What you are asked to do.
Below is a listing; copy all of it exactly.

::: Source data :::

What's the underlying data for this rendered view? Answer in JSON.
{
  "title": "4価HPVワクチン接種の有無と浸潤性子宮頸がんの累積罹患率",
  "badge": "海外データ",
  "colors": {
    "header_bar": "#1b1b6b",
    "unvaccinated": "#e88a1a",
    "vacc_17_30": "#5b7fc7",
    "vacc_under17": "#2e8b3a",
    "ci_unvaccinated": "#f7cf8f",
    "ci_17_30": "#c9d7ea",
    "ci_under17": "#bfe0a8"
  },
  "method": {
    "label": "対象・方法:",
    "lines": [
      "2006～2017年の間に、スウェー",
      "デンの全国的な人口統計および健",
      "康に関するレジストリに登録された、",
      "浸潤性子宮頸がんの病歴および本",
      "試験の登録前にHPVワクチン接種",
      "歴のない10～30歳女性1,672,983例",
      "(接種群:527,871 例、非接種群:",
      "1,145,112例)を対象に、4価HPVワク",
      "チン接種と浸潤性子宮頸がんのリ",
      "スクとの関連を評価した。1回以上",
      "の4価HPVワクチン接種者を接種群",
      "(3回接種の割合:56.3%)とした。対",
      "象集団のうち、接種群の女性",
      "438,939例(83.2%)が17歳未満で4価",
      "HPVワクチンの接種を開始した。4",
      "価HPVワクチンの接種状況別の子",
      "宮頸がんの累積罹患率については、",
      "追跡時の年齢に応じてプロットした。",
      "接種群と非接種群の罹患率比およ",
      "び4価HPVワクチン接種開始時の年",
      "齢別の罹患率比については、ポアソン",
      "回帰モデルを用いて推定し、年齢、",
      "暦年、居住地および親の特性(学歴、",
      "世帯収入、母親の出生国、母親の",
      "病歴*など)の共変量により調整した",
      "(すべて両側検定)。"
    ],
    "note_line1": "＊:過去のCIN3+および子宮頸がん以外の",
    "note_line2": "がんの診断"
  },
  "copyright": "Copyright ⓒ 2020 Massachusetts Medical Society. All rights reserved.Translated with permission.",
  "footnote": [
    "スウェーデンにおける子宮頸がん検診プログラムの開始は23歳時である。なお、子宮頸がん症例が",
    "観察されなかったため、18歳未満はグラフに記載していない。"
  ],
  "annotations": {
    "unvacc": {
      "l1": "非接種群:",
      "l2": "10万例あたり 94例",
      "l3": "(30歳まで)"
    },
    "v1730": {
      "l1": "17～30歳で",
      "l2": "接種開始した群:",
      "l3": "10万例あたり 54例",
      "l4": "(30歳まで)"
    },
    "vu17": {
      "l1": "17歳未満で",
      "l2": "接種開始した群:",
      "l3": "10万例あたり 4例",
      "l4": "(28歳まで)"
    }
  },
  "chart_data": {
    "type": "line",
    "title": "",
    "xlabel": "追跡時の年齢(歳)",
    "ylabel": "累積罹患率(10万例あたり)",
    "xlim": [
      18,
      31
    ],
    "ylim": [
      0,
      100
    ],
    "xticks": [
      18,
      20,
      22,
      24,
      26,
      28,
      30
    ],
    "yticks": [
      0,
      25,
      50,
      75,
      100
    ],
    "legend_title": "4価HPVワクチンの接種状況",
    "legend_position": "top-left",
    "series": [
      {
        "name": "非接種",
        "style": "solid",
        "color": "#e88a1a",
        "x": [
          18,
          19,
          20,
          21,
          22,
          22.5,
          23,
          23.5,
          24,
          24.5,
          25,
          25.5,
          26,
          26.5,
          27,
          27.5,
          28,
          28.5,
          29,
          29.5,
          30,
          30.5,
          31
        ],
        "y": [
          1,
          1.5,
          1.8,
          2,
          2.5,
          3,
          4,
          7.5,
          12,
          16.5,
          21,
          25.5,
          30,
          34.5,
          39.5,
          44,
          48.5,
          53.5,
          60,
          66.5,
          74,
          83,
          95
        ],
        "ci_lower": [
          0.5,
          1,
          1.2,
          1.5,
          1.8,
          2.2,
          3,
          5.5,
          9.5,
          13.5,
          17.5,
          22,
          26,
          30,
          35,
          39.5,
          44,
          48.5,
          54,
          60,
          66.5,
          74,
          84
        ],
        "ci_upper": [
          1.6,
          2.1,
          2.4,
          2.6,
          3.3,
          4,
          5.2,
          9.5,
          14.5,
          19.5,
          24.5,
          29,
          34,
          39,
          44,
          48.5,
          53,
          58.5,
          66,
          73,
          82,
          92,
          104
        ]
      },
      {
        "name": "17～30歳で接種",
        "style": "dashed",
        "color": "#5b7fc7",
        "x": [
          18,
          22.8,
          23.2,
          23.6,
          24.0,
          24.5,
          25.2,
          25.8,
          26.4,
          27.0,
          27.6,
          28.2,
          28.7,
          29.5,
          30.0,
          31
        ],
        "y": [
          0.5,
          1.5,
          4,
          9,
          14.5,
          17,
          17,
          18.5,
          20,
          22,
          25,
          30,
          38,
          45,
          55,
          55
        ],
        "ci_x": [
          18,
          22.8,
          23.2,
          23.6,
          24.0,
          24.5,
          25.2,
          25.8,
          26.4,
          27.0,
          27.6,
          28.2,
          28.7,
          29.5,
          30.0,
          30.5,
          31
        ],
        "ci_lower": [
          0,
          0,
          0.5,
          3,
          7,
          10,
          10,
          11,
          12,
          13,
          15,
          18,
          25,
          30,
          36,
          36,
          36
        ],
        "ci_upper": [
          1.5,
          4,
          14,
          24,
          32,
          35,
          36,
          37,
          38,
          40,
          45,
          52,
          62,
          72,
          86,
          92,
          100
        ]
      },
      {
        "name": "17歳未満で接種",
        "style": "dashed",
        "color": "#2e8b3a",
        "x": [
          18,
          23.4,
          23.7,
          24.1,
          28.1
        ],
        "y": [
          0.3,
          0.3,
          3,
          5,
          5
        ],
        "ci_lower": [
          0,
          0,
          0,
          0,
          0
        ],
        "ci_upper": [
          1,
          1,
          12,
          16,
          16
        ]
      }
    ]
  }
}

:::

Written answer.
What's the underlying data for this rendered view? Answer in JSON.
{
  "title": "4価HPVワクチン接種の有無と浸潤性子宮頸がんの累積罹患率",
  "badge": "海外データ",
  "colors": {
    "header_bar": "#1b1b6b",
    "unvaccinated": "#e88a1a",
    "vacc_17_30": "#5b7fc7",
    "vacc_under17": "#2e8b3a",
    "ci_unvaccinated": "#f7cf8f",
    "ci_17_30": "#c9d7ea",
    "ci_under17": "#bfe0a8"
  },
  "method": {
    "label": "対象・方法:",
    "lines": [
      "2006～2017年の間に、スウェー",
      "デンの全国的な人口統計および健",
      "康に関するレジストリに登録された、",
      "浸潤性子宮頸がんの病歴および本",
      "試験の登録前にHPVワクチン接種",
      "歴のない10～30歳女性1,672,983例",
      "(接種群:527,871 例、非接種群:",
      "1,145,112例)を対象に、4価HPVワク",
      "チン接種と浸潤性子宮頸がんのリ",
      "スクとの関連を評価した。1回以上",
      "の4価HPVワクチン接種者を接種群",
      "(3回接種の割合:56.3%)とした。対",
      "象集団のうち、接種群の女性",
      "438,939例(83.2%)が17歳未満で4価",
      "HPVワクチンの接種を開始した。4",
      "価HPVワクチンの接種状況別の子",
      "宮頸がんの累積罹患率については、",
      "追跡時の年齢に応じてプロットした。",
      "接種群と非接種群の罹患率比およ",
      "び4価HPVワクチン接種開始時の年",
      "齢別の罹患率比については、ポアソン",
      "回帰モデルを用いて推定し、年齢、",
      "暦年、居住地および親の特性(学歴、",
      "世帯収入、母親の出生国、母親の",
      "病歴*など)の共変量により調整した",
      "(すべて両側検定)。"
    ],
    "note_line1": "＊:過去のCIN3+および子宮頸がん以外の",
    "note_line2": "がんの診断"
  },
  "copyright": "Copyright ⓒ 2020 Massachusetts Medical Society. All rights reserved.Translated with permission.",
  "footnote": [
    "スウェーデンにおける子宮頸がん検診プログラムの開始は23歳時である。なお、子宮頸がん症例が",
    "観察されなかったため、18歳未満はグラフに記載していない。"
  ],
  "annotations": {
    "unvacc": {
      "l1": "非接種群:",
      "l2": "10万例あたり 94例",
      "l3": "(30歳まで)"
    },
    "v1730": {
      "l1": "17～30歳で",
      "l2": "接種開始した群:",
      "l3": "10万例あたり 54例",
      "l4": "(30歳まで)"
    },
    "vu17": {
      "l1": "17歳未満で",
      "l2": "接種開始した群:",
      "l3": "10万例あたり 4例",
      "l4": "(28歳まで)"
    }
  },
  "chart_data": {
    "type": "line",
    "title": "",
    "xlabel": "追跡時の年齢(歳)",
    "ylabel": "累積罹患率(10万例あたり)",
    "xlim": [
      18,
      31
    ],
    "ylim": [
      0,
      100
    ],
    "xticks": [
      18,
      20,
      22,
      24,
      26,
      28,
      30
    ],
    "yticks": [
      0,
      25,
      50,
      75,
      100
    ],
    "legend_title": "4価HPVワクチンの接種状況",
    "legend_position": "top-left",
    "series": [
      {
        "name": "非接種",
        "style": "solid",
        "color": "#e88a1a",
        "x": [
          18,
          19,
          20,
          21,
          22,
          22.5,
          23,
          23.5,
          24,
          24.5,
          25,
          25.5,
          26,
          26.5,
          27,
          27.5,
          28,
          28.5,
          29,
          29.5,
          30,
          30.5,
          31
        ],
        "y": [
          1,
          1.5,
          1.8,
          2,
          2.5,
          3,
          4,
          7.5,
          12,
          16.5,
          21,
          25.5,
          30,
          34.5,
          39.5,
          44,
          48.5,
          53.5,
          60,
          66.5,
          74,
          83,
          95
        ],
        "ci_lower": [
          0.5,
          1,
          1.2,
          1.5,
          1.8,
          2.2,
          3,
          5.5,
          9.5,
          13.5,
          17.5,
          22,
          26,
          30,
          35,
          39.5,
          44,
          48.5,
          54,
          60,
          66.5,
          74,
          84
        ],
        "ci_upper": [
          1.6,
          2.1,
          2.4,
          2.6,
          3.3,
          4,
          5.2,
          9.5,
          14.5,
          19.5,
          24.5,
          29,
          34,
          39,
          44,
          48.5,
          53,
          58.5,
          66,
          73,
          82,
          92,
          104
        ]
      },
      {
        "name": "17～30歳で接種",
        "style": "dashed",
        "color": "#5b7fc7",
        "x": [
          18,
          22.8,
          23.2,
          23.6,
          24.0,
          24.5,
          25.2,
          25.8,
          26.4,
          27.0,
          27.6,
          28.2,
          28.7,
          29.5,
          30.0,
          31
        ],
        "y": [
          0.5,
          1.5,
          4,
          9,
          14.5,
          17,
          17,
          18.5,
          20,
          22,
          25,
          30,
          38,
          45,
          55,
          55
        ],
        "ci_x": [
          18,
          22.8,
          23.2,
          23.6,
          24.0,
          24.5,
          25.2,
          25.8,
          26.4,
          27.0,
          27.6,
          28.2,
          28.7,
          29.5,
          30.0,
          30.5,
          31
        ],
        "ci_lower": [
          0,
          0,
          0.5,
          3,
          7,
          10,
          10,
          11,
          12,
          13,
          15,
          18,
          25,
          30,
          36,
          36,
          36
        ],
        "ci_upper": [
          1.5,
          4,
          14,
          24,
          32,
          35,
          36,
          37,
          38,
          40,
          45,
          52,
          62,
          72,
          86,
          92,
          100
        ]
      },
      {
        "name": "17歳未満で接種",
        "style": "dashed",
        "color": "#2e8b3a",
        "x": [
          18,
          23.4,
          23.7,
          24.1,
          28.1
        ],
        "y": [
          0.3,
          0.3,
          3,
          5,
          5
        ],
        "ci_lower": [
          0,
          0,
          0,
          0,
          0
        ],
        "ci_upper": [
          1,
          1,
          12,
          16,
          16
        ]
      }
    ]
  }
}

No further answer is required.